» MATERIAL:
+ + +
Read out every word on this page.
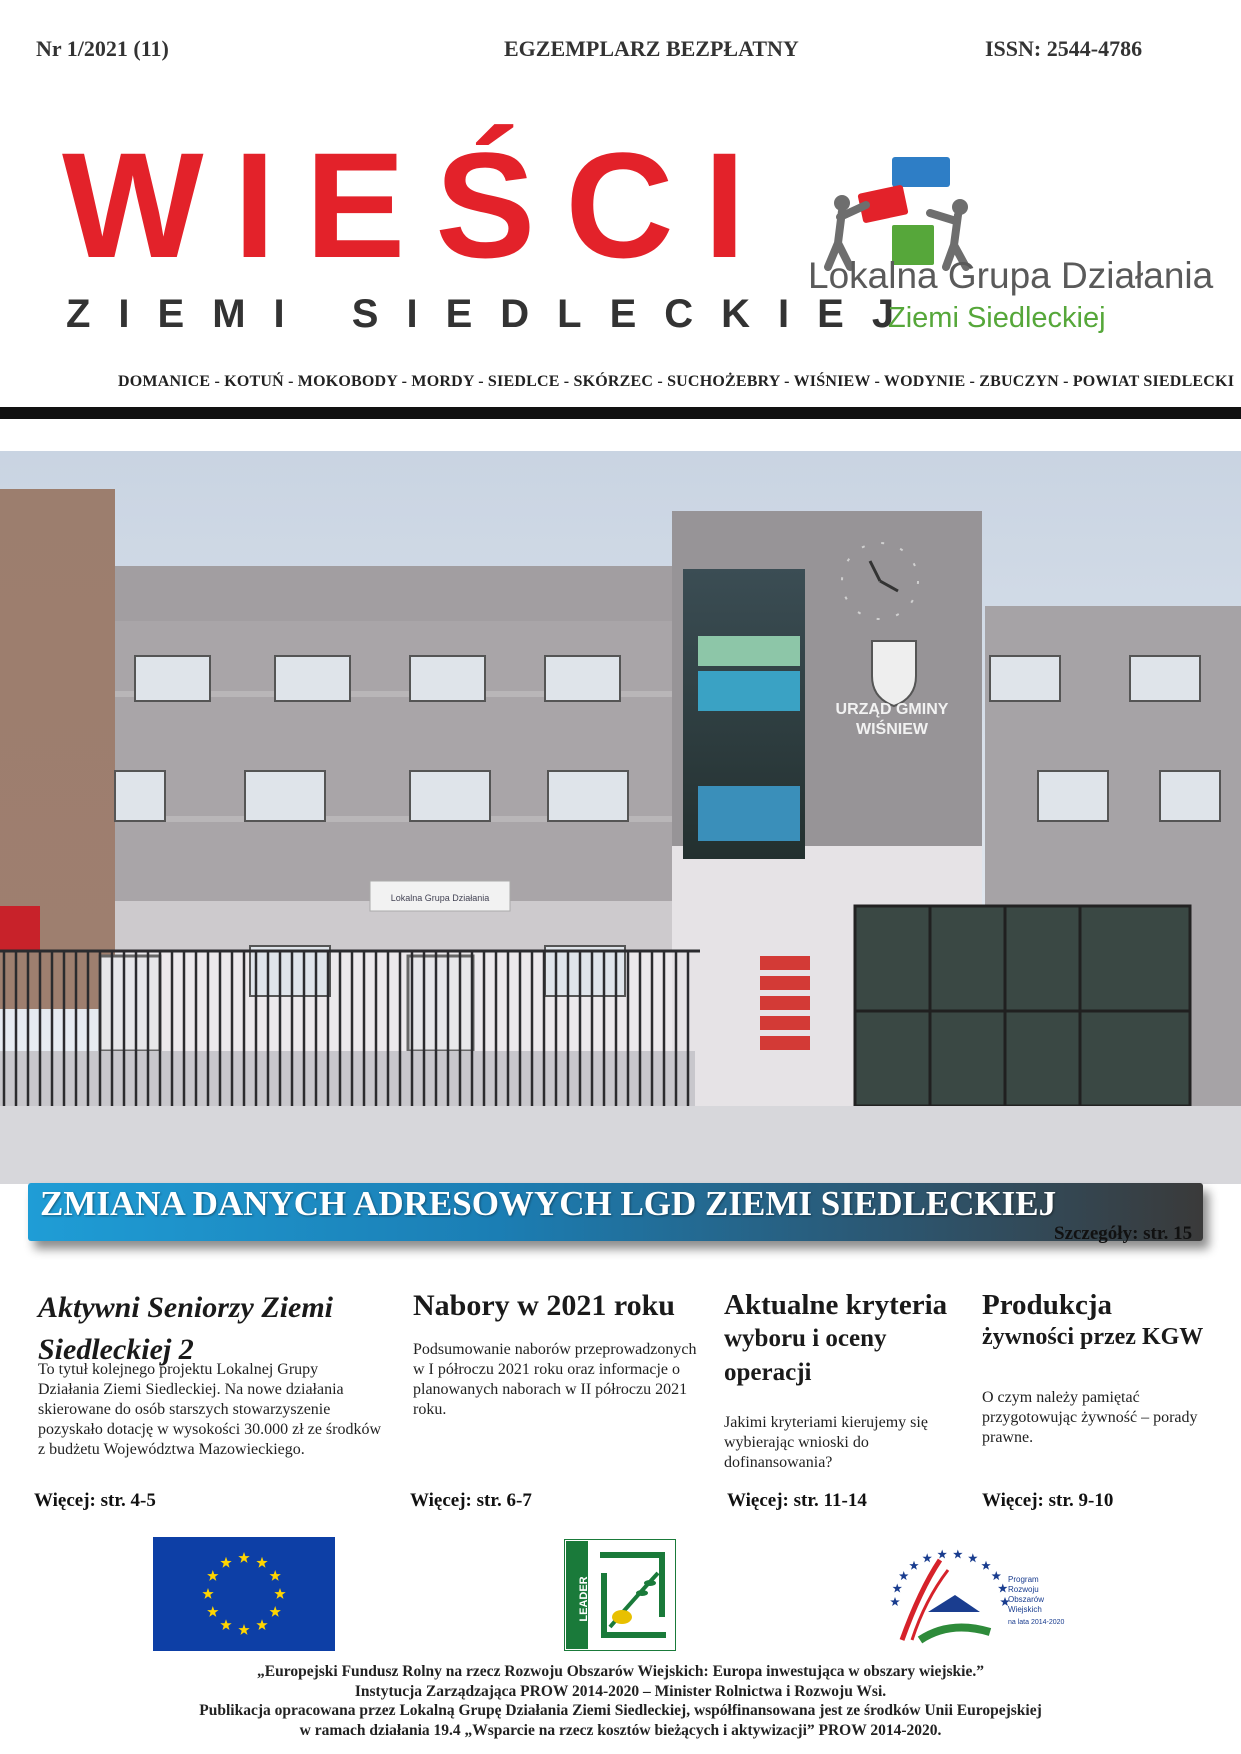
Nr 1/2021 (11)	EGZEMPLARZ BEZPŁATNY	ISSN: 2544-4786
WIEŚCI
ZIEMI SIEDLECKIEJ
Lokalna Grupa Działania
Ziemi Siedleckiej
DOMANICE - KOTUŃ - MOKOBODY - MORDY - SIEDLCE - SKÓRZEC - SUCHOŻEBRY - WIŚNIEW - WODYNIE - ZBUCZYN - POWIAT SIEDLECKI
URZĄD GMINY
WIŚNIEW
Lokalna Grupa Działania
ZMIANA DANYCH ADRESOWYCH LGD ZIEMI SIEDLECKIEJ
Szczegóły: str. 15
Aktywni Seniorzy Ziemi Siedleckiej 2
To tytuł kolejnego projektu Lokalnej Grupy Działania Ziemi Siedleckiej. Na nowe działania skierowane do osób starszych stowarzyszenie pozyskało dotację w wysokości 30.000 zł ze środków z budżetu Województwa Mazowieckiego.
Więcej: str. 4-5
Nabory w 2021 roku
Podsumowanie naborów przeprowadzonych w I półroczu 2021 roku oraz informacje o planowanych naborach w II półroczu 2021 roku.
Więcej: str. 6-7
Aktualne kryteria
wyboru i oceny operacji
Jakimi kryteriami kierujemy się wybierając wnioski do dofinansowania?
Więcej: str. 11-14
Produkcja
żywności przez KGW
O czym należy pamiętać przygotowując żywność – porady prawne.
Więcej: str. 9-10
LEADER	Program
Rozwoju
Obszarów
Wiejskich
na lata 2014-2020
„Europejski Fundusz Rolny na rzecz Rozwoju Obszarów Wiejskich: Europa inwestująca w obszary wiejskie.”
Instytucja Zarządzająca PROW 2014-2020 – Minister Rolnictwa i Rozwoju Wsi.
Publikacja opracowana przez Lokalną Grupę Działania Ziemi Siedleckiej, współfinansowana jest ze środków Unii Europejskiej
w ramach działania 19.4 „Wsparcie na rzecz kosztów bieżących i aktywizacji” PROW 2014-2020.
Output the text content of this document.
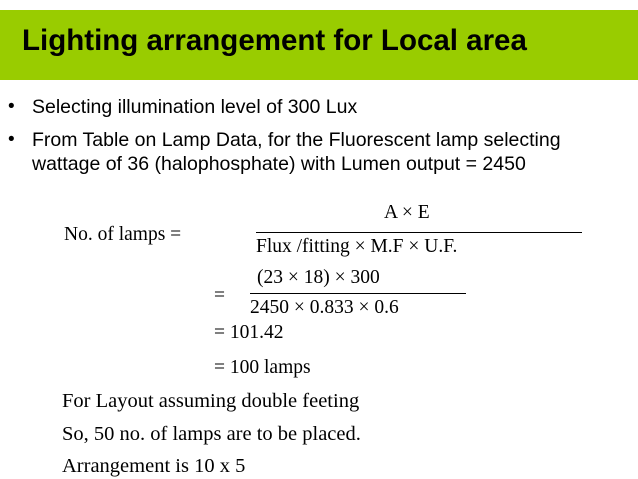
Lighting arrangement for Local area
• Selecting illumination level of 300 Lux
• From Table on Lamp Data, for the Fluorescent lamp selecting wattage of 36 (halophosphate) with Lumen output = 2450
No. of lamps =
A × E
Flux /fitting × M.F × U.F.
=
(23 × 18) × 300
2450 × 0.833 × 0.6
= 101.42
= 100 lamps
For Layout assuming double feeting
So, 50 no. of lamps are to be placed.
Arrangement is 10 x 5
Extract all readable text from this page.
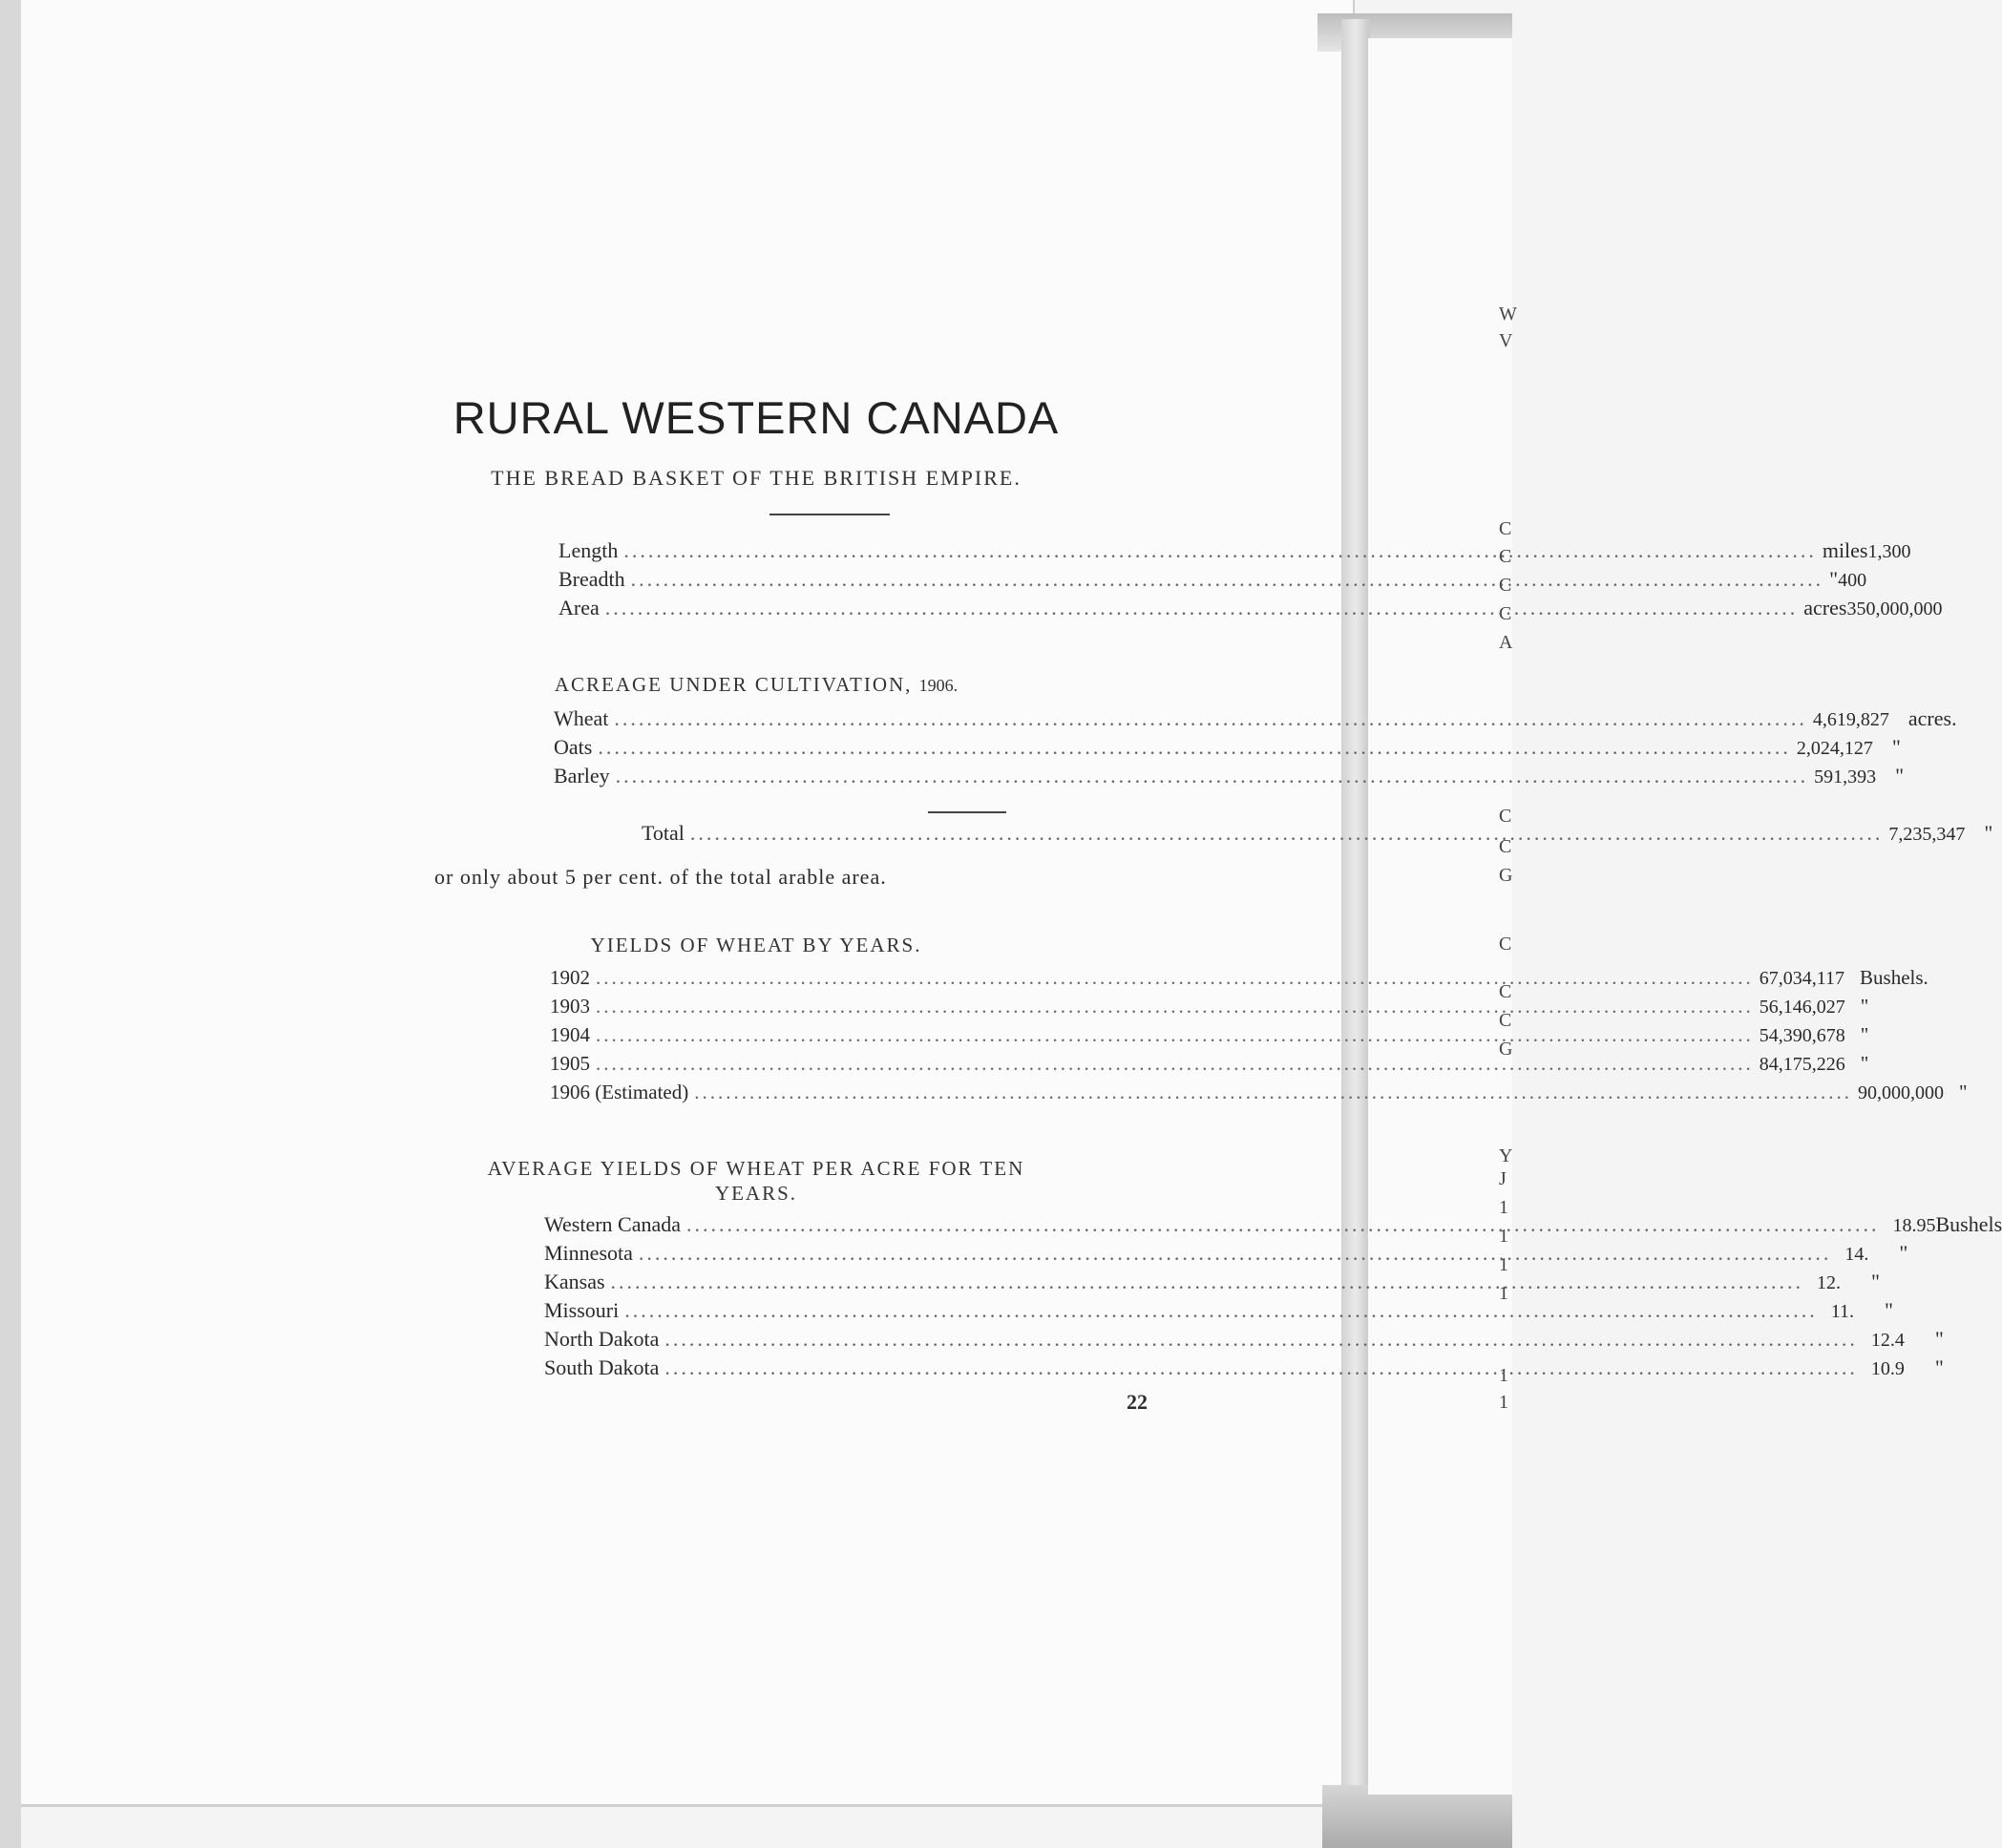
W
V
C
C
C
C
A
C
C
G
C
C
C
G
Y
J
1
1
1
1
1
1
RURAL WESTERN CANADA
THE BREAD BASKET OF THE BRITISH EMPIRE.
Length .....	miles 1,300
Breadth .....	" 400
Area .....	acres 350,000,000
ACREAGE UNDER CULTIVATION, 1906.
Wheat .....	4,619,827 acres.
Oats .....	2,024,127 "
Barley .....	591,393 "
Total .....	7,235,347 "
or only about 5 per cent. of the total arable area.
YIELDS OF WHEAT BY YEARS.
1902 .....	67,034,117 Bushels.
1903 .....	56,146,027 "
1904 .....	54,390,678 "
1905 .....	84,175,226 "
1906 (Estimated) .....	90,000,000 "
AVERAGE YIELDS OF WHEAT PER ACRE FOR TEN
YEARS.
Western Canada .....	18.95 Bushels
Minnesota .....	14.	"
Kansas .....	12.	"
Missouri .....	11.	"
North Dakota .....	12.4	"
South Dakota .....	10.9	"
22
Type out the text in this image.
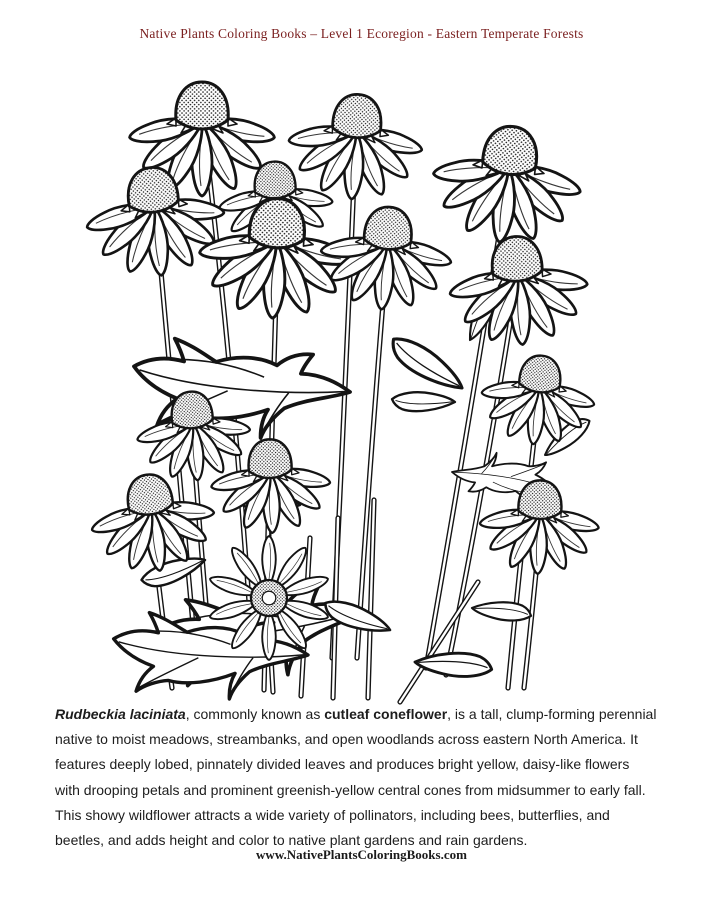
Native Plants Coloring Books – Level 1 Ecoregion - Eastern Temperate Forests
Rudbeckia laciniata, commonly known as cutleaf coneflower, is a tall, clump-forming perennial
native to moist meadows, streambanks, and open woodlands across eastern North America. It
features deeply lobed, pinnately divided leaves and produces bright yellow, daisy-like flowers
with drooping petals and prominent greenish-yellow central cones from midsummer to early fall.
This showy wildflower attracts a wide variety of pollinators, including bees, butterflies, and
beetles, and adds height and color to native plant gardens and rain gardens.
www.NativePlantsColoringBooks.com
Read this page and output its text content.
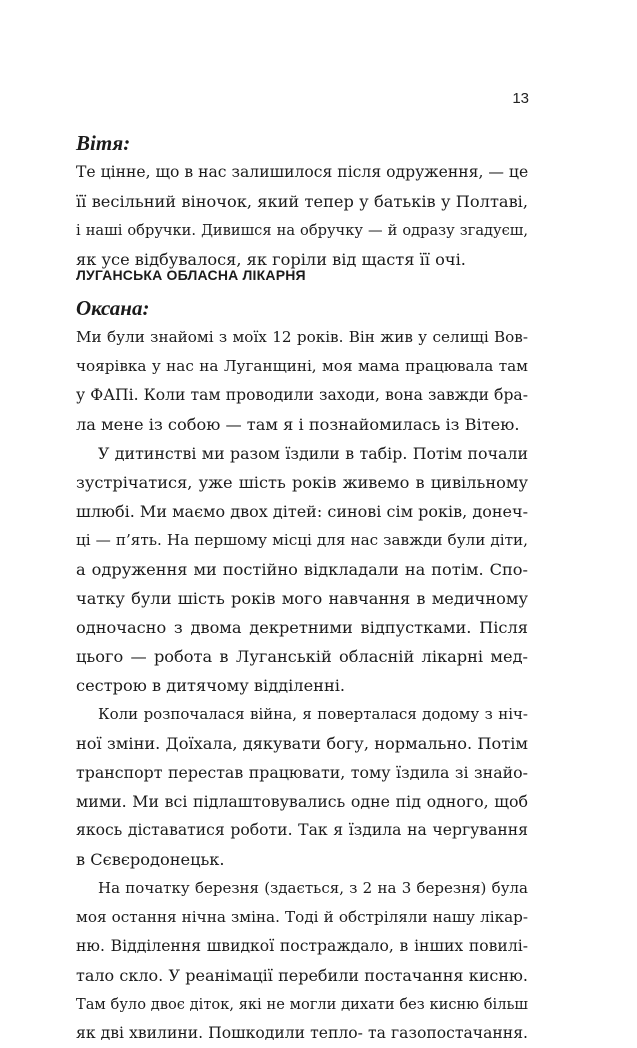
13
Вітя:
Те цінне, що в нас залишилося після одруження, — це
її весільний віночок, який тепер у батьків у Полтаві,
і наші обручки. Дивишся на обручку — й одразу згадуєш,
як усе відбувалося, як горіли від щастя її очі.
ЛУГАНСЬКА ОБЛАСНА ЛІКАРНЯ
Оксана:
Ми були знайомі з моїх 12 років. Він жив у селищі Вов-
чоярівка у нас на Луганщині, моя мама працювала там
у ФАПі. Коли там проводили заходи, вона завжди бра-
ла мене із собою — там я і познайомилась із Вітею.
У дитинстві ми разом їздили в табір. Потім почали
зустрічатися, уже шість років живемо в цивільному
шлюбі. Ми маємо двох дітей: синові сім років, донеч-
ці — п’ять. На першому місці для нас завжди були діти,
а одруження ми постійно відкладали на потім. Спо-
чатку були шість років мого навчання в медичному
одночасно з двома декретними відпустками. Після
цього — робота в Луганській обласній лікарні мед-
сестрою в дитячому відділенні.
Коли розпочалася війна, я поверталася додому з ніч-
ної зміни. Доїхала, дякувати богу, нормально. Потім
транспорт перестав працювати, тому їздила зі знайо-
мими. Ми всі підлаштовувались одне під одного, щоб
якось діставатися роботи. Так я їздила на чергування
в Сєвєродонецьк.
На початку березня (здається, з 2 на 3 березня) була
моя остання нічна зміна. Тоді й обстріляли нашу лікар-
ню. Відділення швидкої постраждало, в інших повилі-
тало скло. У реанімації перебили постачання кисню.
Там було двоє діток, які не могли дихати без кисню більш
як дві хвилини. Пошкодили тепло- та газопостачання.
+ + +
» WHAT THE TASK REQUIRES: Output each line of the listing above, word for word, from the one holding "Read this page and output its text content." through the last line, both included; omit the pictures.

» ANSWER BELOW:
Read this page and output its text content.
13
Вітя:
Те цінне, що в нас залишилося після одруження, — це
її весільний віночок, який тепер у батьків у Полтаві,
і наші обручки. Дивишся на обручку — й одразу згадуєш,
як усе відбувалося, як горіли від щастя її очі.
ЛУГАНСЬКА ОБЛАСНА ЛІКАРНЯ
Оксана:
Ми були знайомі з моїх 12 років. Він жив у селищі Вов-
чоярівка у нас на Луганщині, моя мама працювала там
у ФАПі. Коли там проводили заходи, вона завжди бра-
ла мене із собою — там я і познайомилась із Вітею.
У дитинстві ми разом їздили в табір. Потім почали
зустрічатися, уже шість років живемо в цивільному
шлюбі. Ми маємо двох дітей: синові сім років, донеч-
ці — п’ять. На першому місці для нас завжди були діти,
а одруження ми постійно відкладали на потім. Спо-
чатку були шість років мого навчання в медичному
одночасно з двома декретними відпустками. Після
цього — робота в Луганській обласній лікарні мед-
сестрою в дитячому відділенні.
Коли розпочалася війна, я поверталася додому з ніч-
ної зміни. Доїхала, дякувати богу, нормально. Потім
транспорт перестав працювати, тому їздила зі знайо-
мими. Ми всі підлаштовувались одне під одного, щоб
якось діставатися роботи. Так я їздила на чергування
в Сєвєродонецьк.
На початку березня (здається, з 2 на 3 березня) була
моя остання нічна зміна. Тоді й обстріляли нашу лікар-
ню. Відділення швидкої постраждало, в інших повилі-
тало скло. У реанімації перебили постачання кисню.
Там було двоє діток, які не могли дихати без кисню більш
як дві хвилини. Пошкодили тепло- та газопостачання.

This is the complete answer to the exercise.